Поздняя любовь оказалась для него роковой. Татьяна была девушкой рисковой и беспечной, искала всех радостей жизни, и они принялись веселиться вместе.
Некоторые ревнители нравственности предлагали Женю наказать, исключить из партии, уволить из театра, но, по преданию, Товстоногов им сказал:
– Горюнова не трогайте.
И его послушались. Даже написали соответствующие бумаги в горисполком и выхлопотали для Жени с Татьяной комнату, хотя и в махровой коммуналке, но на Большом проспекте Петроградской стороны…
Скоро Таня из театра ушла и стала работать уборщицей в продуктовом магазине. А там – сами понимаете – винный отдел, свое окружение.
Горюнов продолжал ходить в театр, но изменился так, что смотреть на него становилось все труднее, и, инстинктивно исключая его из стаи, многие при встрече с Женей стали отводить глаза.
Наступила зима, и оказалось, что и ходить-то ему уже не в чем. Тогда собрали деньги на зимнее пальто. Порученцы взяли у костюмеров горюновские размеры, сообразили, что он еще больше усох и уменьшился по сравнению с тем, каким был раньше, сами выбрали фасон и сами пальто купили – вполне приличное, на ватине и с мутоновым воротником, – не деньги же ему отдавать, деньги Женя все равно бы пропил…
Те, кто понес вручать обновку по адресу, вернулись в тоске – такая там была бедность и тараканья пирушка…
Когда Евгений Горюнов умер, театр взял на себя похоронные расходы, но, по правде сказать, в крематорий пошли совсем немногие…
Лавров с Кузнецовым, отдавая последний долг, пошли.
И Юзеф Мироненко тоже…
Почему неизвестный обратился именно к Юзефу?..
Потому что Мироненко такой высокий и светловолосый, а незнакомец такой чернявый и маленький?.. Или оттого, что был поздний час и именно Юзеф попался ему навстречу в пустынном холле?.. Как бы то ни было, пришелец принял его за начальство и стал в чем-то красноречиво и горячо убеждать.
Как показалось Юзефу, неизвестный говорил исключительно по-японски. Глядя на него сверху вниз, Юзик долго и вежливо слушал и даже несколько раз понятливо кивнул. Когда загадочный гость окончил монолог, Юзеф жестом велел ему остаться на месте и от портье стал звонить переводчице.
Второй день мы жили в «Сателлите», осваивая близлежащий район и гостиничные правила.
Сперва, дружно напялив светлые кимоно, многие сошлись в холле, потому что здесь можно было набрать в номерной кувшин или холодную кипяченую воду, или крутой кипяток. В кимоно все очень понравились себе и друг другу, а некоторые, разыгравшись, защебетали якобы по-японски и заходили мелкими шажками или тяжелой походкой, изображая гейш и самураев… Обслуга смотрела на нас, выкатив глаза, пока переводчица Маргарита не объяснила господам артистам, что наши кимоно – спальные, являют собой не что иное, как ночные рубашки, и в них не стоит выходить в коридор…
Тогда все разошлись. Кто хотел выпить, выпил, а кто ждал случая с кем-то нежно объясниться, тоже рискнул. Тяжелая международная обстановка не могла на корню истребить железных гастрольных привычек и склонностей.

[СОХРАНЁННЫЕ ДАННЫЕ]:
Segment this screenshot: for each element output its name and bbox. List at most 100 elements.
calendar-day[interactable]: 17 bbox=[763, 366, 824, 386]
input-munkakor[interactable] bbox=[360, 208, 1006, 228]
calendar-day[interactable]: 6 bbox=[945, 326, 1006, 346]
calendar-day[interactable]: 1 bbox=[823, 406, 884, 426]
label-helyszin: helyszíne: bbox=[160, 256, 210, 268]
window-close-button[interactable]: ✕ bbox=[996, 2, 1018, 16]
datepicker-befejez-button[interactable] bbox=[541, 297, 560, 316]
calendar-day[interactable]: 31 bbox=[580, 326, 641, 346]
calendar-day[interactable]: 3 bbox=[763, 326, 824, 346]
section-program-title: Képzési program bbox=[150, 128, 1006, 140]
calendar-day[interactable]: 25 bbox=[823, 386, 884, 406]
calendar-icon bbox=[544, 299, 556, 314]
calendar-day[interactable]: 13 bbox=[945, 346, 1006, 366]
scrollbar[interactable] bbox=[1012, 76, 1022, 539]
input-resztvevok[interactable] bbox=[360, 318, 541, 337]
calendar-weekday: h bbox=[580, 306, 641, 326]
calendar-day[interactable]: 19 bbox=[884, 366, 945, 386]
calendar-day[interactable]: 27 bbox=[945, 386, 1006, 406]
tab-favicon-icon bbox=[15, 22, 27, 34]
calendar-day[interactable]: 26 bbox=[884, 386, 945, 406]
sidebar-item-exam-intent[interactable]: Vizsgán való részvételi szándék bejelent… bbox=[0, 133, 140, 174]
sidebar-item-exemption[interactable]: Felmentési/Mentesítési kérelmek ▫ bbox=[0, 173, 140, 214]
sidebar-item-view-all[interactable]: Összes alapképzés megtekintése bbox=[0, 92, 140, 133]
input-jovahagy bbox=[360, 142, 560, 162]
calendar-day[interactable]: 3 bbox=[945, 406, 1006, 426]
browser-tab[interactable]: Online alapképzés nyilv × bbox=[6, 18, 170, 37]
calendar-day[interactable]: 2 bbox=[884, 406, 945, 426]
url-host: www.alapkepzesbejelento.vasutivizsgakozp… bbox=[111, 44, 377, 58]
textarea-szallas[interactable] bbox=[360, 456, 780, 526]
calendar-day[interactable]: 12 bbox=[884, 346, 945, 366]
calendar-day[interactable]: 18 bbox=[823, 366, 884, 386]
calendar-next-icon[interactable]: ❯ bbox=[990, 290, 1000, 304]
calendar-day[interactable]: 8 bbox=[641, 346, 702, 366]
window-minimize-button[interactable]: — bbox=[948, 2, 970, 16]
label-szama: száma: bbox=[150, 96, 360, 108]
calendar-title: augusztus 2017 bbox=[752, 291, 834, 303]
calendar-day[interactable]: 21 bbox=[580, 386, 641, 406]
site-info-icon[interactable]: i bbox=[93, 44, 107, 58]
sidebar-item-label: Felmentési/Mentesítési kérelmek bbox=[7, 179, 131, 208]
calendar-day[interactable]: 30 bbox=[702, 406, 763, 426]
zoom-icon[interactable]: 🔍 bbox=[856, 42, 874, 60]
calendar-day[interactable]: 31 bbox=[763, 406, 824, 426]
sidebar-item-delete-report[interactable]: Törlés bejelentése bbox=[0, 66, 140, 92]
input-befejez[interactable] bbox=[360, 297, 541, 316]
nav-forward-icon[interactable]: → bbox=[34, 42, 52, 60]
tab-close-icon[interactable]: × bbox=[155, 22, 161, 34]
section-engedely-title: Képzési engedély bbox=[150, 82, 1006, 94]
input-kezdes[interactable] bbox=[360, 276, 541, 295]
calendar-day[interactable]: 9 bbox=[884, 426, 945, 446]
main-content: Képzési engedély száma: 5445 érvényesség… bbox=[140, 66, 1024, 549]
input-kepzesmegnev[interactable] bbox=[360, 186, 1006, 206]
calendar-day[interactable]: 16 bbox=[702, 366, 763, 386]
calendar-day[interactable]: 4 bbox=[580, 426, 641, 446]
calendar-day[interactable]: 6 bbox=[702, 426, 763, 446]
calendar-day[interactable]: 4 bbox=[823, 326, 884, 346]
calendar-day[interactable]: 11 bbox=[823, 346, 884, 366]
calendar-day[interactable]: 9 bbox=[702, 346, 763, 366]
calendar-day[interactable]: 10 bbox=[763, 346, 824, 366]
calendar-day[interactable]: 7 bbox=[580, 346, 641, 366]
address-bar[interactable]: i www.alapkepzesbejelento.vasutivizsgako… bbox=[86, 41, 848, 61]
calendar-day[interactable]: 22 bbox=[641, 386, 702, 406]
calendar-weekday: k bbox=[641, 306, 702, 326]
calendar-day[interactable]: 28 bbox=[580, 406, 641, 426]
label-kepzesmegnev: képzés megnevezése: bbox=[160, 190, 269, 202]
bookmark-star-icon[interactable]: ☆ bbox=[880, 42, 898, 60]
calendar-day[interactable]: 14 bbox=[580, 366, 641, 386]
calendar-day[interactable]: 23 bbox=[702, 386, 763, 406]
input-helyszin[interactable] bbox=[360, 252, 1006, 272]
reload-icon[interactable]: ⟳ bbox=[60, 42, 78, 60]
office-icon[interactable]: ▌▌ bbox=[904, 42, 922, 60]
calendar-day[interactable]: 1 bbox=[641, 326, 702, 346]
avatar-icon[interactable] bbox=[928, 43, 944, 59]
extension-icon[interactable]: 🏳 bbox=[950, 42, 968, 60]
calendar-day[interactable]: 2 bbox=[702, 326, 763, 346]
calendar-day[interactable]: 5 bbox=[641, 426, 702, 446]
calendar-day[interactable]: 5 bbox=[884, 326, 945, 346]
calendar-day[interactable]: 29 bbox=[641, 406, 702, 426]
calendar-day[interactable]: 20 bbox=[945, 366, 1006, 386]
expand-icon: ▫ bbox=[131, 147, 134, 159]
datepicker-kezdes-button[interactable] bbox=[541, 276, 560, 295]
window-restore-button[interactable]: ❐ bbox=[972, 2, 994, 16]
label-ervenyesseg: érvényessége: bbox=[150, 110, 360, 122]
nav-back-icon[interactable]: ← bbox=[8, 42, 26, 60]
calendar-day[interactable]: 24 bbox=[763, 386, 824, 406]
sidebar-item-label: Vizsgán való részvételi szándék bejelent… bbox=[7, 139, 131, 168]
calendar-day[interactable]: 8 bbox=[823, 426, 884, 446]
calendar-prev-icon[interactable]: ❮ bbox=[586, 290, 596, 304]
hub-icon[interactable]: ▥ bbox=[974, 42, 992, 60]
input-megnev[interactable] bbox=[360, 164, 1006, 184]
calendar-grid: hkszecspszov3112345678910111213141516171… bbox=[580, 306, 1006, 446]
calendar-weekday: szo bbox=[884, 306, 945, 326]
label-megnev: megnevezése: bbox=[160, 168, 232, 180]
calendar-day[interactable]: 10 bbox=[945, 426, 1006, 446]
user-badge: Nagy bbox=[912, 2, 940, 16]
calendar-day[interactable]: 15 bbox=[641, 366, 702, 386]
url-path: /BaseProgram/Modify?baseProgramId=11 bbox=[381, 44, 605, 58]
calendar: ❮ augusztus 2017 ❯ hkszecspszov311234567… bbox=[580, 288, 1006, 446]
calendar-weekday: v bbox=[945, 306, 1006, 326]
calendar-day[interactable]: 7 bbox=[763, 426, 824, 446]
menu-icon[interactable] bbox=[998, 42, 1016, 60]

[ВАША ЗАДАЧА]:
Почему, согласно отрывку, деньги, собранные на зимнее пальто, не передали Горюнову, а купили пальто сами? Ответьте в одном–трех предложениях.

[ПИСЬМЕННОЕ РЕШЕНИЕ]:
Деньги не стали отдавать Горюнову, потому что он бы их все равно пропил. Поэтому порученцы взяли у костюмеров его размеры, сами выбрали фасон и сами купили пальто.